TASK INSTRUCTIONS:
Reproduce the listing below line for line, without changing anything.

EXERCISE INPUTS:

>>>>

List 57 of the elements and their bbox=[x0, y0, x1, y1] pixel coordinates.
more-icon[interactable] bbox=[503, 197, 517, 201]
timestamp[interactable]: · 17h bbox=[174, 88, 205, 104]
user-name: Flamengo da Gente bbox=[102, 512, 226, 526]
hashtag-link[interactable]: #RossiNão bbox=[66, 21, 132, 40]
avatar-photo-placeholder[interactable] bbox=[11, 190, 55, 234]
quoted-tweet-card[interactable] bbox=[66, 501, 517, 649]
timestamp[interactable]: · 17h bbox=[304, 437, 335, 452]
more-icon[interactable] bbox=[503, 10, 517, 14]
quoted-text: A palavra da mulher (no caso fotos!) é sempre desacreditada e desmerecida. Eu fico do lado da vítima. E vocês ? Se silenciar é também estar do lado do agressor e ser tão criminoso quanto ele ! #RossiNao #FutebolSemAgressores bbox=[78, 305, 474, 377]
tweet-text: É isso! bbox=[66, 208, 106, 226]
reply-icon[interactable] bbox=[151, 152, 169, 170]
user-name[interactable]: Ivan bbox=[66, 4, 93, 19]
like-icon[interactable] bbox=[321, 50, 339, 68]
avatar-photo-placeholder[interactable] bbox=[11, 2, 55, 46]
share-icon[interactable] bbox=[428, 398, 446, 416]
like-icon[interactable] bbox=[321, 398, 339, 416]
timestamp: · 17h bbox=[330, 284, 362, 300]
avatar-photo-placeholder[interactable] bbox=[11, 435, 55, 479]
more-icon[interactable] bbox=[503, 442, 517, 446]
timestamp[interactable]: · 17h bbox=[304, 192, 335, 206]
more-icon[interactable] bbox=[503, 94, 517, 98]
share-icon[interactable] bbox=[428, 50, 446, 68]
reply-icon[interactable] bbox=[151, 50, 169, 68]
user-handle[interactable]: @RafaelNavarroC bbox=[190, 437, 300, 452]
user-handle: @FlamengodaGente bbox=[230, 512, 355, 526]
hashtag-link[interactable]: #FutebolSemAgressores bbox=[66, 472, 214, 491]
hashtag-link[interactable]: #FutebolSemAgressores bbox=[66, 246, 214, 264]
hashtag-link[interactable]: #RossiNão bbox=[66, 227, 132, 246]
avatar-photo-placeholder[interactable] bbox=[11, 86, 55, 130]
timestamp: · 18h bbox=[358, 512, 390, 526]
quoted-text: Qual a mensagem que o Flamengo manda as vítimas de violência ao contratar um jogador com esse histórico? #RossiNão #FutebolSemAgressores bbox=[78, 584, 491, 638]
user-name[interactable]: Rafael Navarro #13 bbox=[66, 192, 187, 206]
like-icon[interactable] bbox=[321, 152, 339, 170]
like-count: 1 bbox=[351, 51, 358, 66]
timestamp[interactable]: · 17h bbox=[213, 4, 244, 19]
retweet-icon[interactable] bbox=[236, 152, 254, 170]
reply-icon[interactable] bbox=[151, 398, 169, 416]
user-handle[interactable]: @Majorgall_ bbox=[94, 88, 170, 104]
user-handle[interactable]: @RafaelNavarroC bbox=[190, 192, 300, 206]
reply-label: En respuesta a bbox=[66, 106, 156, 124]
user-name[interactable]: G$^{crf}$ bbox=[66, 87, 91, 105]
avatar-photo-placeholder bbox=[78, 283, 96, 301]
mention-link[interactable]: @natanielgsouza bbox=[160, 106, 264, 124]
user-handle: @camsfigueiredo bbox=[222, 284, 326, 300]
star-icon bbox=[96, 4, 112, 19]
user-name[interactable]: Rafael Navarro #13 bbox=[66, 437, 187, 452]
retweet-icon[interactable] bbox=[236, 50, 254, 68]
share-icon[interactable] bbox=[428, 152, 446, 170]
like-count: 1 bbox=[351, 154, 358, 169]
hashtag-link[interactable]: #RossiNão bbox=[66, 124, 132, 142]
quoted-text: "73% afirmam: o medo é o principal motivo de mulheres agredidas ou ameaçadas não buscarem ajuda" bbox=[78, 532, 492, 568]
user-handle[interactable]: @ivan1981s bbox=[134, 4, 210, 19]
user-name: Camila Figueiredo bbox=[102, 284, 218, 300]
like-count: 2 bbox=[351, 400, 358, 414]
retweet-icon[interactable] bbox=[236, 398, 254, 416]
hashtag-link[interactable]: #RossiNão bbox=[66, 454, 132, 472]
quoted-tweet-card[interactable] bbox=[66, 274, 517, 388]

<<<<

CORRECT ANSWER:
List 57 of the elements and their bbox=[x0, y0, x1, y1] pixel coordinates.
more-icon[interactable] bbox=[503, 197, 517, 201]
timestamp[interactable]: · 17h bbox=[174, 88, 205, 104]
user-name: Flamengo da Gente bbox=[102, 512, 226, 526]
hashtag-link[interactable]: #RossiNão bbox=[66, 21, 132, 40]
avatar-photo-placeholder[interactable] bbox=[11, 190, 55, 234]
quoted-tweet-card[interactable] bbox=[66, 501, 517, 649]
timestamp[interactable]: · 17h bbox=[304, 437, 335, 452]
more-icon[interactable] bbox=[503, 10, 517, 14]
quoted-text: A palavra da mulher (no caso fotos!) é sempre desacreditada e desmerecida. Eu fico do lado da vítima. E vocês ? Se silenciar é também estar do lado do agressor e ser tão criminoso quanto ele ! #RossiNao #FutebolSemAgressores bbox=[78, 305, 474, 377]
tweet-text: É isso! bbox=[66, 208, 106, 226]
reply-icon[interactable] bbox=[151, 152, 169, 170]
user-name[interactable]: Ivan bbox=[66, 4, 93, 19]
like-icon[interactable] bbox=[321, 50, 339, 68]
avatar-photo-placeholder[interactable] bbox=[11, 2, 55, 46]
share-icon[interactable] bbox=[428, 398, 446, 416]
like-icon[interactable] bbox=[321, 398, 339, 416]
timestamp: · 17h bbox=[330, 284, 362, 300]
avatar-photo-placeholder[interactable] bbox=[11, 435, 55, 479]
more-icon[interactable] bbox=[503, 442, 517, 446]
timestamp[interactable]: · 17h bbox=[304, 192, 335, 206]
more-icon[interactable] bbox=[503, 94, 517, 98]
share-icon[interactable] bbox=[428, 50, 446, 68]
reply-icon[interactable] bbox=[151, 50, 169, 68]
user-handle[interactable]: @RafaelNavarroC bbox=[190, 437, 300, 452]
user-handle: @FlamengodaGente bbox=[230, 512, 355, 526]
hashtag-link[interactable]: #FutebolSemAgressores bbox=[66, 472, 214, 491]
hashtag-link[interactable]: #FutebolSemAgressores bbox=[66, 246, 214, 264]
hashtag-link[interactable]: #RossiNão bbox=[66, 227, 132, 246]
avatar-photo-placeholder[interactable] bbox=[11, 86, 55, 130]
timestamp: · 18h bbox=[358, 512, 390, 526]
quoted-text: Qual a mensagem que o Flamengo manda as vítimas de violência ao contratar um jogador com esse histórico? #RossiNão #FutebolSemAgressores bbox=[78, 584, 491, 638]
user-name[interactable]: Rafael Navarro #13 bbox=[66, 192, 187, 206]
like-icon[interactable] bbox=[321, 152, 339, 170]
like-count: 1 bbox=[351, 51, 358, 66]
timestamp[interactable]: · 17h bbox=[213, 4, 244, 19]
retweet-icon[interactable] bbox=[236, 152, 254, 170]
reply-icon[interactable] bbox=[151, 398, 169, 416]
user-handle[interactable]: @Majorgall_ bbox=[94, 88, 170, 104]
user-handle[interactable]: @RafaelNavarroC bbox=[190, 192, 300, 206]
reply-label: En respuesta a bbox=[66, 106, 156, 124]
user-name[interactable]: G$^{crf}$ bbox=[66, 87, 91, 105]
avatar-photo-placeholder bbox=[78, 283, 96, 301]
mention-link[interactable]: @natanielgsouza bbox=[160, 106, 264, 124]
user-handle: @camsfigueiredo bbox=[222, 284, 326, 300]
star-icon bbox=[96, 4, 112, 19]
user-name[interactable]: Rafael Navarro #13 bbox=[66, 437, 187, 452]
retweet-icon[interactable] bbox=[236, 50, 254, 68]
share-icon[interactable] bbox=[428, 152, 446, 170]
like-count: 1 bbox=[351, 154, 358, 169]
hashtag-link[interactable]: #RossiNão bbox=[66, 124, 132, 142]
quoted-text: "73% afirmam: o medo é o principal motivo de mulheres agredidas ou ameaçadas não buscarem ajuda" bbox=[78, 532, 492, 568]
user-handle[interactable]: @ivan1981s bbox=[134, 4, 210, 19]
user-name: Camila Figueiredo bbox=[102, 284, 218, 300]
like-count: 2 bbox=[351, 400, 358, 414]
retweet-icon[interactable] bbox=[236, 398, 254, 416]
hashtag-link[interactable]: #RossiNão bbox=[66, 454, 132, 472]
quoted-tweet-card[interactable] bbox=[66, 274, 517, 388]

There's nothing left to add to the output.